>> Begin SOURCE RECORDS
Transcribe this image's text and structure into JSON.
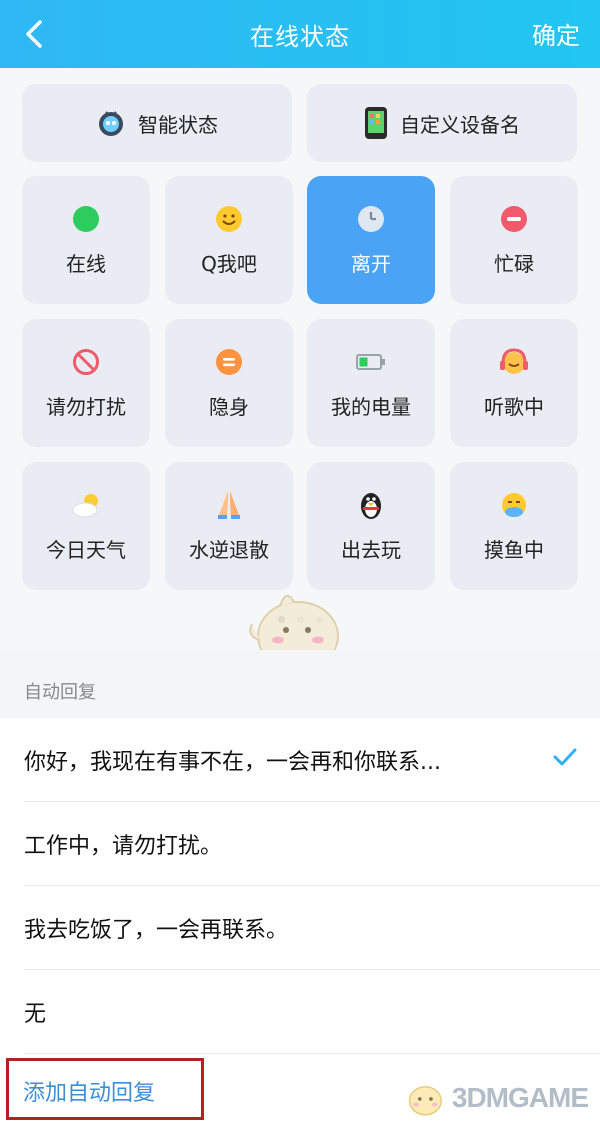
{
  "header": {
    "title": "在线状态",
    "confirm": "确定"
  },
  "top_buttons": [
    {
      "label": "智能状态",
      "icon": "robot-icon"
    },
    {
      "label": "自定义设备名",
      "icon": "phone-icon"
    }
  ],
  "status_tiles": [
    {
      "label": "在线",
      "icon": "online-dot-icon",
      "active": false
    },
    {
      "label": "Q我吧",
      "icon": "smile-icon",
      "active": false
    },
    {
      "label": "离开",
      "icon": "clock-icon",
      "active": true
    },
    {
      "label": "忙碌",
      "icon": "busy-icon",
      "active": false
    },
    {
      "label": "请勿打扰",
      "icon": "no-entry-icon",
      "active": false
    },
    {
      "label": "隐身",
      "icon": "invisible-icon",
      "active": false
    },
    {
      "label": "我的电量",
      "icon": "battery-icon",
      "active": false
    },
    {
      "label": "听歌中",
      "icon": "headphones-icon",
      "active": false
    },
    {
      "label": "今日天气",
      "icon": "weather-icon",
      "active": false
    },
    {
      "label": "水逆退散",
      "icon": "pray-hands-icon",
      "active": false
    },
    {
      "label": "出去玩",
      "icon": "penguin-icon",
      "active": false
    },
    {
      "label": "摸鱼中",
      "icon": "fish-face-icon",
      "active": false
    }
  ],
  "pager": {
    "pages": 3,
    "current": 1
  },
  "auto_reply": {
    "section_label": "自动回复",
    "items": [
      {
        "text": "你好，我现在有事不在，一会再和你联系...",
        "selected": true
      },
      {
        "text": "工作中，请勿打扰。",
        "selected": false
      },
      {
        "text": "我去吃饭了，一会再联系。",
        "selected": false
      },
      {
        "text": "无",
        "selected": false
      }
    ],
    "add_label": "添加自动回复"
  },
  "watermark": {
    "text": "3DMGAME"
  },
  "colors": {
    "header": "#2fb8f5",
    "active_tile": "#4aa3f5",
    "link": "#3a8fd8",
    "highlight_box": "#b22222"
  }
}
>> End SOURCE RECORDS
=== GOAL OF THE EXERCISE ===
Go through the listing above and report how many of its lines contain the word "text", with only the number as output.

=== THE RESULT ===
6